— Start Source material —

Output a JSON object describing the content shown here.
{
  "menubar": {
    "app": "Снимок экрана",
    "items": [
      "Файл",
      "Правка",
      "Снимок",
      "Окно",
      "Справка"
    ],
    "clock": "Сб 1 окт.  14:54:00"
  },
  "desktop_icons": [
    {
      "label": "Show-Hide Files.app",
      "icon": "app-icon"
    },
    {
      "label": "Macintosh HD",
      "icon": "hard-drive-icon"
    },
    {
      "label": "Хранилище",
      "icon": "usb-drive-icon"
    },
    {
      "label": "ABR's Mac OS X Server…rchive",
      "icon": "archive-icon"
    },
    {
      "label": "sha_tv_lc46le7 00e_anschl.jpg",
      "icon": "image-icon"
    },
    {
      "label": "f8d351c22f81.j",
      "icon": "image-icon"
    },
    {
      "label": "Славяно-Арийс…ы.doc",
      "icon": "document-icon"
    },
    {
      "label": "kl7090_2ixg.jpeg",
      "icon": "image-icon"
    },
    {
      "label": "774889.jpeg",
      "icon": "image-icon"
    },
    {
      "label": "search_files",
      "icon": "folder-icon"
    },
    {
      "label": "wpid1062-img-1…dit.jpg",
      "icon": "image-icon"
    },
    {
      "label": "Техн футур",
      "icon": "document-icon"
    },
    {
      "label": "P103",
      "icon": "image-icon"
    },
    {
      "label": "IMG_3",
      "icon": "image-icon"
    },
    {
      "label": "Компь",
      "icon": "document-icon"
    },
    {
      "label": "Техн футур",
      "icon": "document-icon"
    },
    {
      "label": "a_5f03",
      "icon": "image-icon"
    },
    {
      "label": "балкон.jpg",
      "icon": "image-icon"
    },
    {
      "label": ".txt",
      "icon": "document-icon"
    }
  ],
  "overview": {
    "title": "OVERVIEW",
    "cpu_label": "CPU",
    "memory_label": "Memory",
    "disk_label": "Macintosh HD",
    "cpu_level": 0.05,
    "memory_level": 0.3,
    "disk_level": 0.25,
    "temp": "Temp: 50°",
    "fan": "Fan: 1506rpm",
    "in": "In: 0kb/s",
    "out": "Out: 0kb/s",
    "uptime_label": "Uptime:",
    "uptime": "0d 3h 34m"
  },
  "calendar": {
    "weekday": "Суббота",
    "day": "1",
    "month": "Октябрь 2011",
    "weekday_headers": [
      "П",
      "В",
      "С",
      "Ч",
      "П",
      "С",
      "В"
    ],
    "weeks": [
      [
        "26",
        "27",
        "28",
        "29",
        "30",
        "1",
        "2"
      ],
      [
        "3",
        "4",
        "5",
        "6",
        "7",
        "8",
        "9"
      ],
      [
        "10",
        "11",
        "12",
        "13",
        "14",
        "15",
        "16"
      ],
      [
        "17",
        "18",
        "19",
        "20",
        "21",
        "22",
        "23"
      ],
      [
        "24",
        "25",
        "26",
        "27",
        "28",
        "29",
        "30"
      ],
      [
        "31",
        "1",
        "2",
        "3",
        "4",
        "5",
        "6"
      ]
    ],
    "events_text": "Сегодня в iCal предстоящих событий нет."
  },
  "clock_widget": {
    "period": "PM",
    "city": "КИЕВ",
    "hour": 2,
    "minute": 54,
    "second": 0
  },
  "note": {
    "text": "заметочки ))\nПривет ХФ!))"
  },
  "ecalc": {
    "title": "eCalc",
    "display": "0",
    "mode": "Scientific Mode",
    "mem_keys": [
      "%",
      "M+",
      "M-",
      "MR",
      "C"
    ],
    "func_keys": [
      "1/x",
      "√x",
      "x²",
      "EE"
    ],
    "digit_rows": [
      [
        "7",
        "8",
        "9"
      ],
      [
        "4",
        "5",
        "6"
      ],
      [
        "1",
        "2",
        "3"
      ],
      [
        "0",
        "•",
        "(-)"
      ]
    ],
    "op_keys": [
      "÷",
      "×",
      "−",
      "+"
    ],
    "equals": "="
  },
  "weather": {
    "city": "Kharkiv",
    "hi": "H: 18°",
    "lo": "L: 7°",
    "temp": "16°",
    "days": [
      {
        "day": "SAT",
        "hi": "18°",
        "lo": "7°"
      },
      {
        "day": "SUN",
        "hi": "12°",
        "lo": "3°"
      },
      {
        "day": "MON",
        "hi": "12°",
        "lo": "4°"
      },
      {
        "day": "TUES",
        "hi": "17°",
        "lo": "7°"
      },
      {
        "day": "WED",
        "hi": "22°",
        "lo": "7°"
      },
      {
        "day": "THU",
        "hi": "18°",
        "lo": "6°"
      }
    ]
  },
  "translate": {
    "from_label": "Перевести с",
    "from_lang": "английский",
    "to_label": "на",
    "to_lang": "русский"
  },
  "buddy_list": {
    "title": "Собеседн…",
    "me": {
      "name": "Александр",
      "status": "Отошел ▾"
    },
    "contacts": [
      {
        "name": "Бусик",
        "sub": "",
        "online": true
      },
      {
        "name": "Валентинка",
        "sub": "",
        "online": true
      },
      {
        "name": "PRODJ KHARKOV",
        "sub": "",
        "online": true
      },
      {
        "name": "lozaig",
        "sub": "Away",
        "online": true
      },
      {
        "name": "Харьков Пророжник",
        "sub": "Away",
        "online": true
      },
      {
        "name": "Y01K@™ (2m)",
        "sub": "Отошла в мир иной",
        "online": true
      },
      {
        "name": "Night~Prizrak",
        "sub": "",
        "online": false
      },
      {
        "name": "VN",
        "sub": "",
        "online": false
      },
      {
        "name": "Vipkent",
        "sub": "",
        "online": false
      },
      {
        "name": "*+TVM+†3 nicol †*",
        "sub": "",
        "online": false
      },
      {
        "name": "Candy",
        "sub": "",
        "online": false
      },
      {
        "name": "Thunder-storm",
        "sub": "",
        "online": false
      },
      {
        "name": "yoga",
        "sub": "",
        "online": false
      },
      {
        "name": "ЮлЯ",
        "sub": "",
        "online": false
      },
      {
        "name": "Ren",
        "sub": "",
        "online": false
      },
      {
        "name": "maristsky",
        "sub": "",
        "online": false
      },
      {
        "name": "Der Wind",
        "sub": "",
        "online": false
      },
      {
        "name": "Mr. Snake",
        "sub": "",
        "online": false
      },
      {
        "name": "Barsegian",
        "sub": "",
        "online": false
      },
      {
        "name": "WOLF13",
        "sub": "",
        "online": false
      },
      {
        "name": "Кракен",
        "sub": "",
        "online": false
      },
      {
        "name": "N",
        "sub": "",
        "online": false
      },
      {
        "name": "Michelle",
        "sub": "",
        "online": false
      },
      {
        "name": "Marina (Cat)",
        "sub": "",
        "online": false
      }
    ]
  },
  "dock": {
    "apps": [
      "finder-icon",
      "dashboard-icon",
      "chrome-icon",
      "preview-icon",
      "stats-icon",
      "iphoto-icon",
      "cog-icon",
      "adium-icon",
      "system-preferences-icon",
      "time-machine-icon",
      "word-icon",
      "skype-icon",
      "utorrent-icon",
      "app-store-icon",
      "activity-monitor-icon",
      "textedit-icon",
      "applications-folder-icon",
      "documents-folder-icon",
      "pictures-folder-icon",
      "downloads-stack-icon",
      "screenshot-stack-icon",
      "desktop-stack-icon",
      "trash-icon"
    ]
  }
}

— End Source material —

## What you will do
From the data above, copy each line that holds "stack".

## Solution to this problem
      "downloads-stack-icon",
      "screenshot-stack-icon",
      "desktop-stack-icon",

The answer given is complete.